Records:
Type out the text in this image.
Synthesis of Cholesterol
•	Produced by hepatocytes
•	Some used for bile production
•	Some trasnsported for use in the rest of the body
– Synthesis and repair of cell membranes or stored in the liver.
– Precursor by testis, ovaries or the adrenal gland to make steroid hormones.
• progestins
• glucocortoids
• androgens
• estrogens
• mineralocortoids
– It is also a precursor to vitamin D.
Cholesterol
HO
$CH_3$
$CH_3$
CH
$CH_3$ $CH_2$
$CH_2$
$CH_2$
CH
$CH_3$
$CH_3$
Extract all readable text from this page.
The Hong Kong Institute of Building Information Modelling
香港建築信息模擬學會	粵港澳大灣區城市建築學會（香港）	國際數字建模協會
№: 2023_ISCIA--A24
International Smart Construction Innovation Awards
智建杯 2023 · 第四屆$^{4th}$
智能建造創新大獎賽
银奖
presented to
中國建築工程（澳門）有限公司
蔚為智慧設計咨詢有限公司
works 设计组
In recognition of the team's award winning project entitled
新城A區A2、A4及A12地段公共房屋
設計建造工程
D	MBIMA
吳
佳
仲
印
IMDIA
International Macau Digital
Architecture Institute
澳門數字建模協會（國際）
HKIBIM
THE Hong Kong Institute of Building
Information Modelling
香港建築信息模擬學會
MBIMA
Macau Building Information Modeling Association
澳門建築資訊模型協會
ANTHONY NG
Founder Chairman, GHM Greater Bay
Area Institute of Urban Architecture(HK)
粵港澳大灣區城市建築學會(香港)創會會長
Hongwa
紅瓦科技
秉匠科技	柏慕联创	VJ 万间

==

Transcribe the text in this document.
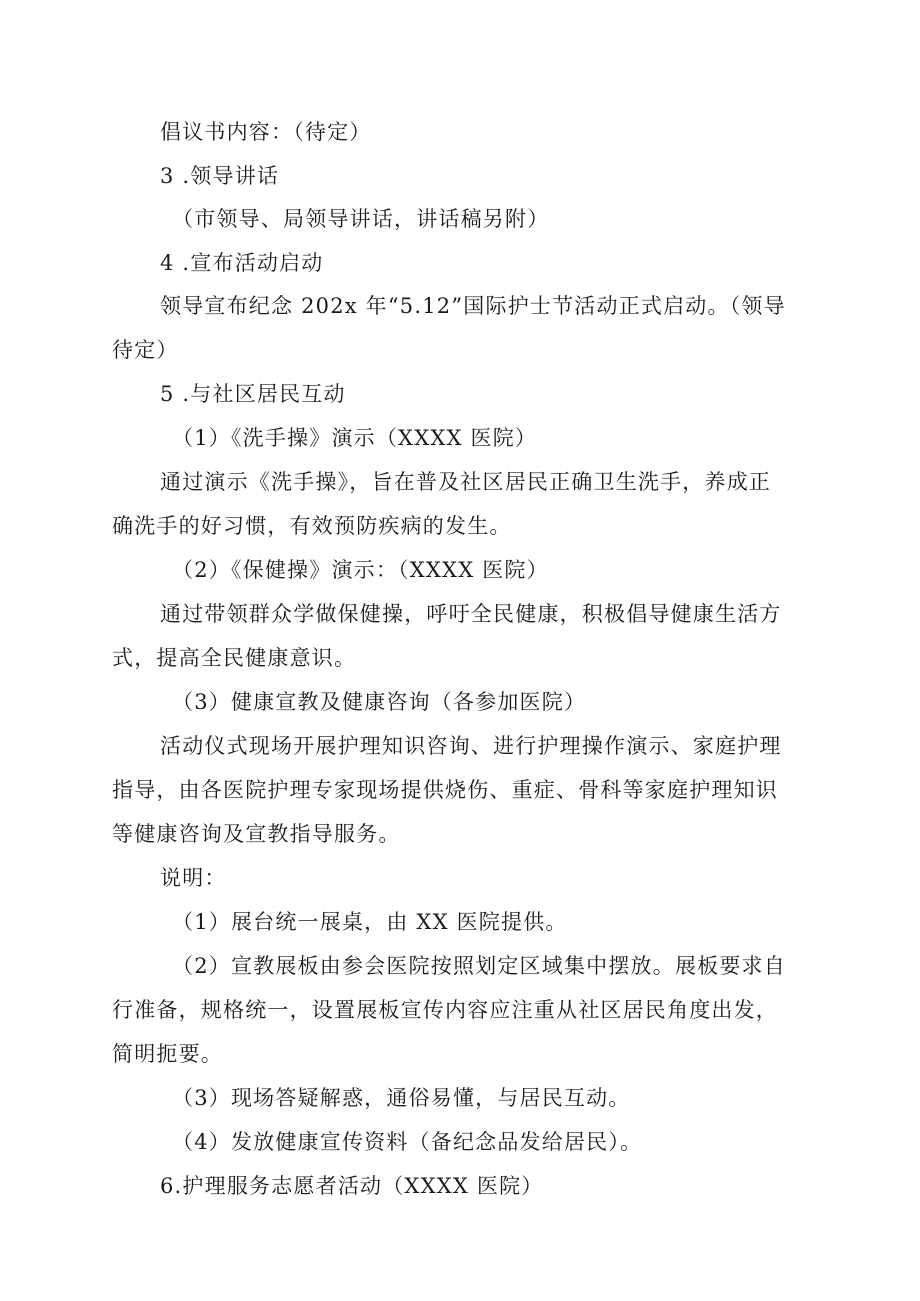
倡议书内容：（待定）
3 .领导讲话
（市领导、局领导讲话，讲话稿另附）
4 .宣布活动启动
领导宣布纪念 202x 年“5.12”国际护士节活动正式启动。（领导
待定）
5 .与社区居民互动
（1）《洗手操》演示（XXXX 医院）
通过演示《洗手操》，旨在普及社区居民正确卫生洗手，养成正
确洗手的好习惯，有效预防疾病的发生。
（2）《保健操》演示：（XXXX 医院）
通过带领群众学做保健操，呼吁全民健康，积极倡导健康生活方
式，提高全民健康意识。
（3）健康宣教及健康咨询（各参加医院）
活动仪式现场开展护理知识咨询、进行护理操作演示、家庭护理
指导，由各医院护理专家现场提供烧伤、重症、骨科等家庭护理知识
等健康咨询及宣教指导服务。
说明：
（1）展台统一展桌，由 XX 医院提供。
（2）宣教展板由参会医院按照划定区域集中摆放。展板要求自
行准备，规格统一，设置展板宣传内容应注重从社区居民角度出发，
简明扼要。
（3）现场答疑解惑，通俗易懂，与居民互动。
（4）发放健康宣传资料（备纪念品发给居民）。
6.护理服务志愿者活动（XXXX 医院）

* * *

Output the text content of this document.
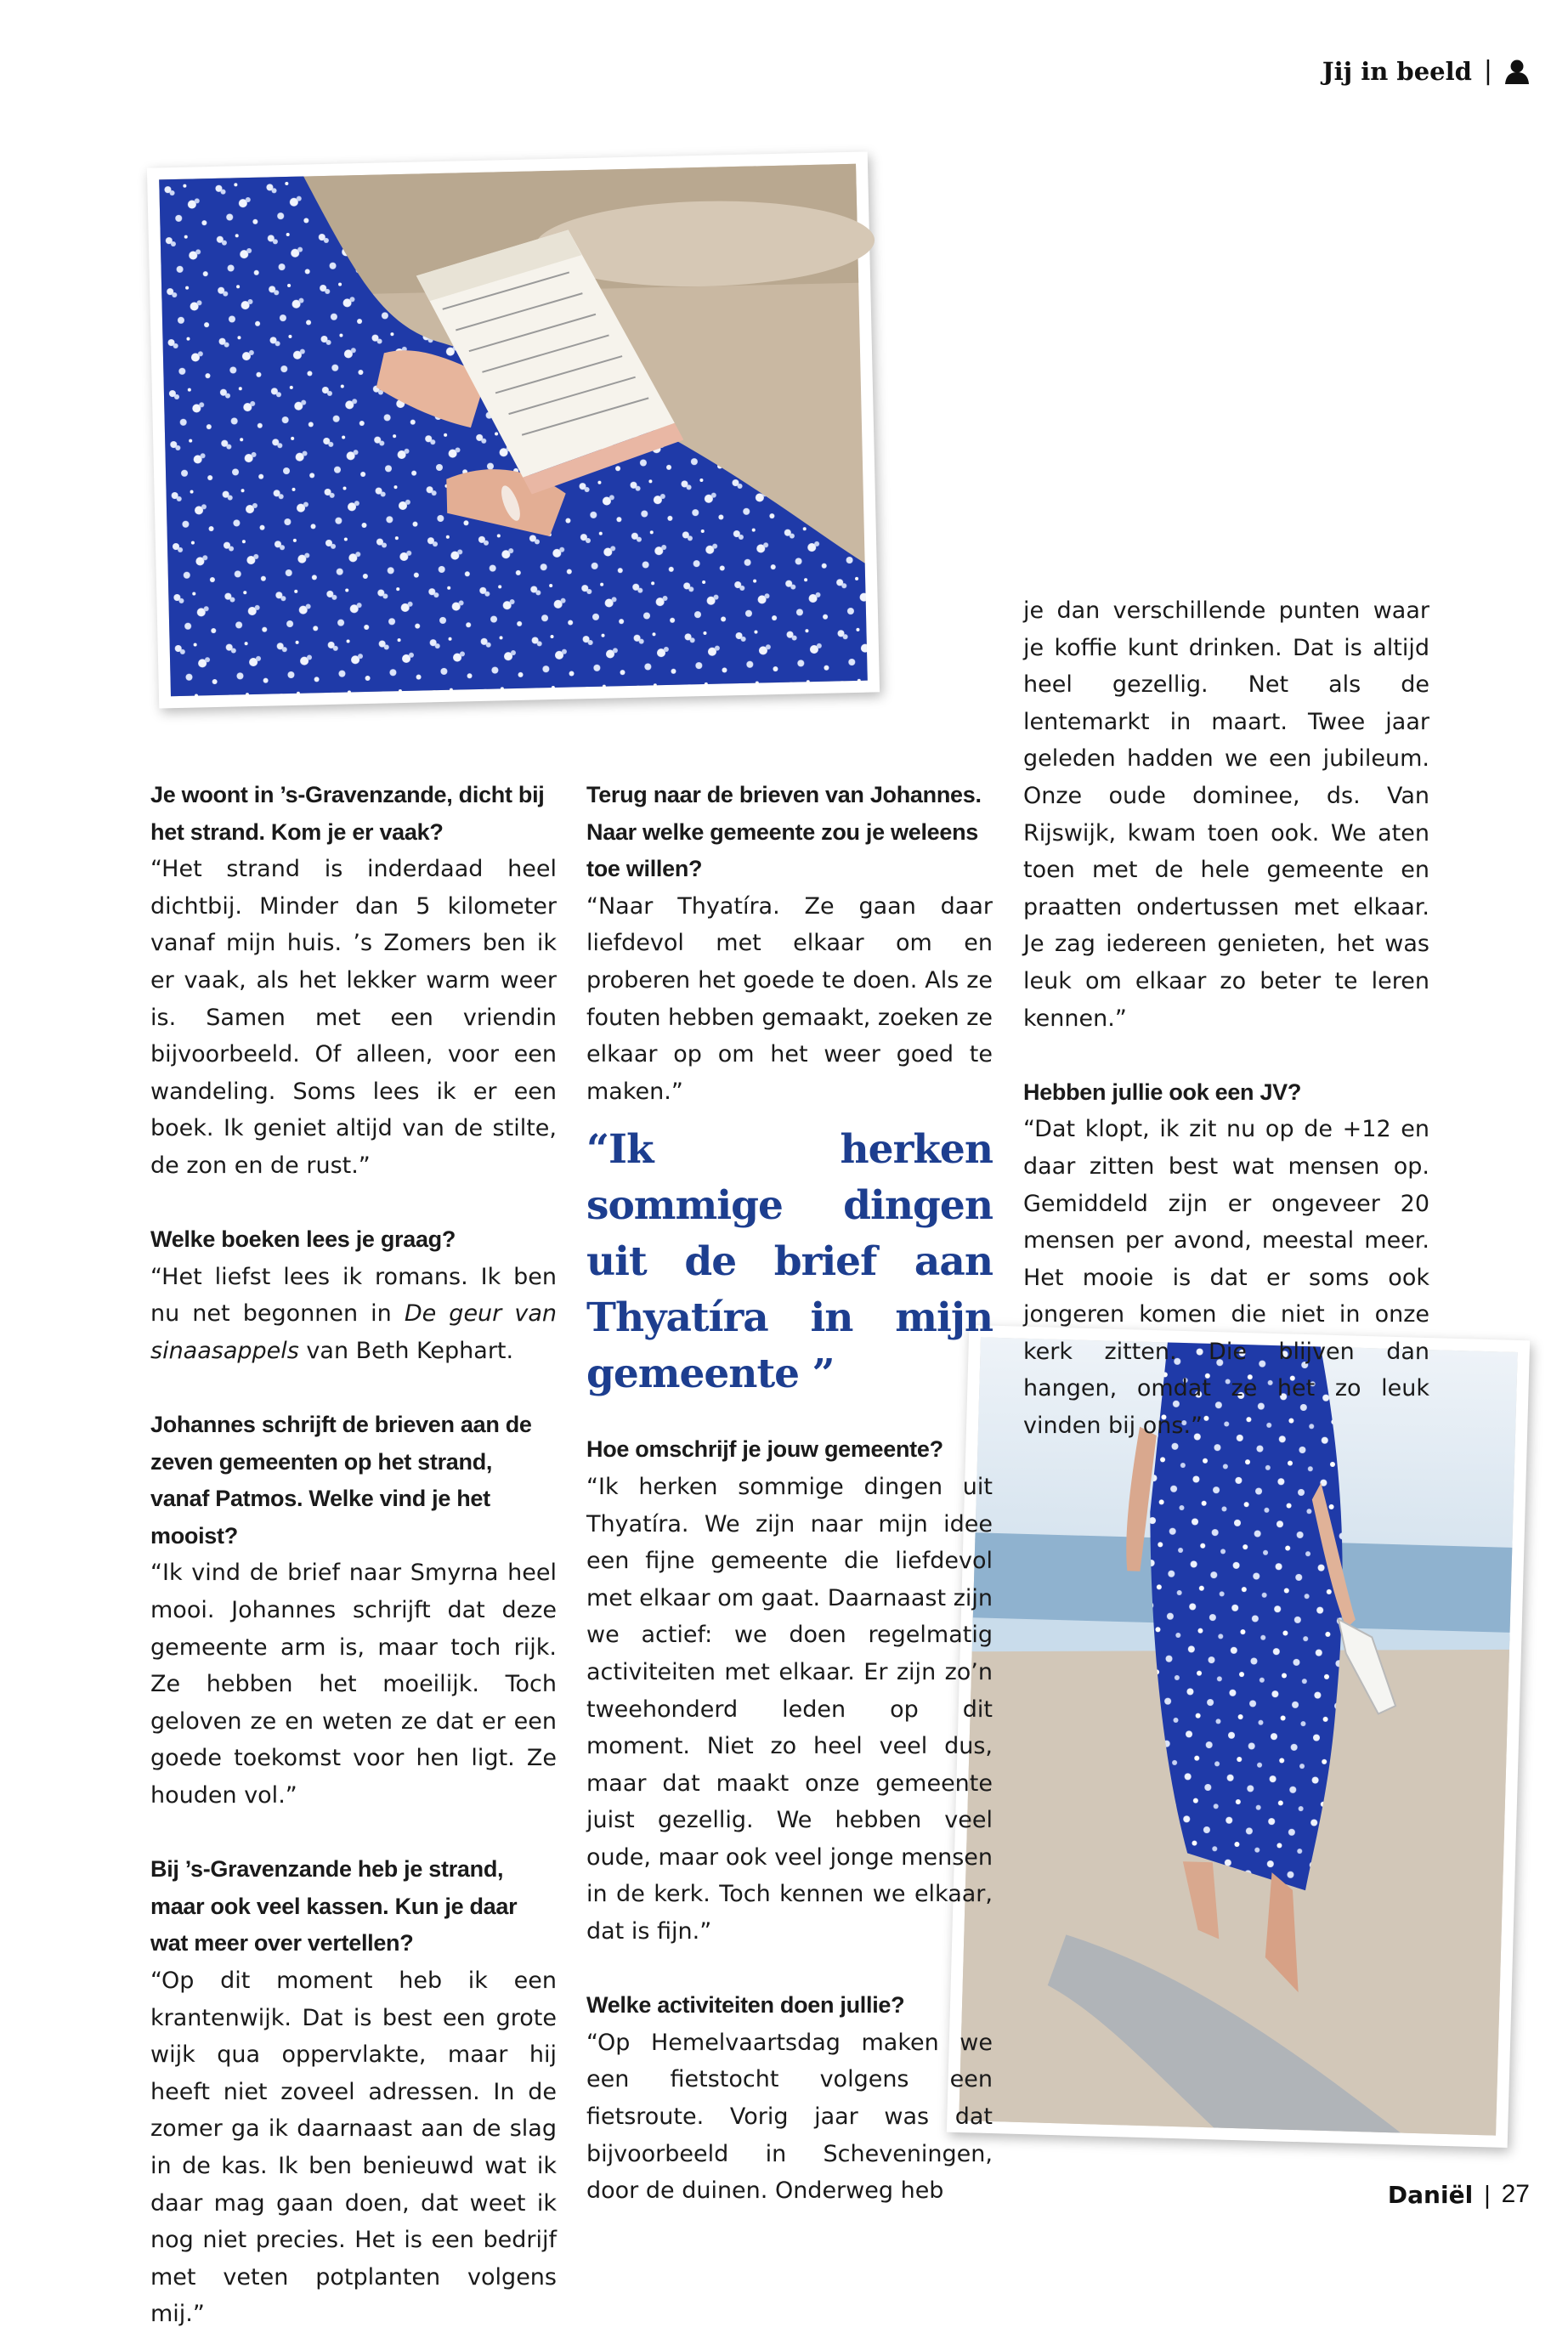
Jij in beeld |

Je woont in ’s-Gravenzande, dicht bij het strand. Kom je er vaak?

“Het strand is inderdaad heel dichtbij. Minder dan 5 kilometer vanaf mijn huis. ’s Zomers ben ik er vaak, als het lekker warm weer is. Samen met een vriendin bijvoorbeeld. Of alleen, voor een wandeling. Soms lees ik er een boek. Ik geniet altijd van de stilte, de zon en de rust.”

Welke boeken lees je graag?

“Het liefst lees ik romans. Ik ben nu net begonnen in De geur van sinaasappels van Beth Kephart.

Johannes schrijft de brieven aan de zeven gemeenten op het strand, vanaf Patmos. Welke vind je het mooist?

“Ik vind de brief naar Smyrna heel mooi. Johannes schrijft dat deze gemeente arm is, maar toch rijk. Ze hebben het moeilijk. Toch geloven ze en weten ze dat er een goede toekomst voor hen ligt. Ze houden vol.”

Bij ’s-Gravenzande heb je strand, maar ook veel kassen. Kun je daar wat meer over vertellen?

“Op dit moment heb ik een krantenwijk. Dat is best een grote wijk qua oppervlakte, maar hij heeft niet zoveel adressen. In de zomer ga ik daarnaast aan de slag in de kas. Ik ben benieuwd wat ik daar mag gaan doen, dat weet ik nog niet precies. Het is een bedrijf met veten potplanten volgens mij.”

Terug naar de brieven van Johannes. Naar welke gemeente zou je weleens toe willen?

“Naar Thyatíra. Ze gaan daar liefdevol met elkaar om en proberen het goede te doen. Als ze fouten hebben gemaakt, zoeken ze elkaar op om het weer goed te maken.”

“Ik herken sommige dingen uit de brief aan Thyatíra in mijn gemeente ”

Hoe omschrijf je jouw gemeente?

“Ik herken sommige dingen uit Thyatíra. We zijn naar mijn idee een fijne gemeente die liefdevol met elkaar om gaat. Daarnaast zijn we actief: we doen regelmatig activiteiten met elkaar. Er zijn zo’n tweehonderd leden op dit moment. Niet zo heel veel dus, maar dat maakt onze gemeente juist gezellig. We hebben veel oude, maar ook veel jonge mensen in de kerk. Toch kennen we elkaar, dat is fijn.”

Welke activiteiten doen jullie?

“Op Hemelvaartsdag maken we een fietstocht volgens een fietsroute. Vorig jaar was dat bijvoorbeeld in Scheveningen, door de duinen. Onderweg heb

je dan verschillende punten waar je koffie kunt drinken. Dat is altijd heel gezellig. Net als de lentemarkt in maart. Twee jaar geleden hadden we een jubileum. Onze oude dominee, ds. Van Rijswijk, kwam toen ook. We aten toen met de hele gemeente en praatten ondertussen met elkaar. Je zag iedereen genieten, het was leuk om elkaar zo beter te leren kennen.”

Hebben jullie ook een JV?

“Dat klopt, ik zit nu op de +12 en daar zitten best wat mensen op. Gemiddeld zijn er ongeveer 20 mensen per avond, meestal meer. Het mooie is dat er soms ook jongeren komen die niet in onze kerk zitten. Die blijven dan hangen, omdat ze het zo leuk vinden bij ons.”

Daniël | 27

EXERCISE PROMPT: Give the count of lines that hold the word "mijn", with nothing added.

RESULT FOR THIS EXERCISE: 3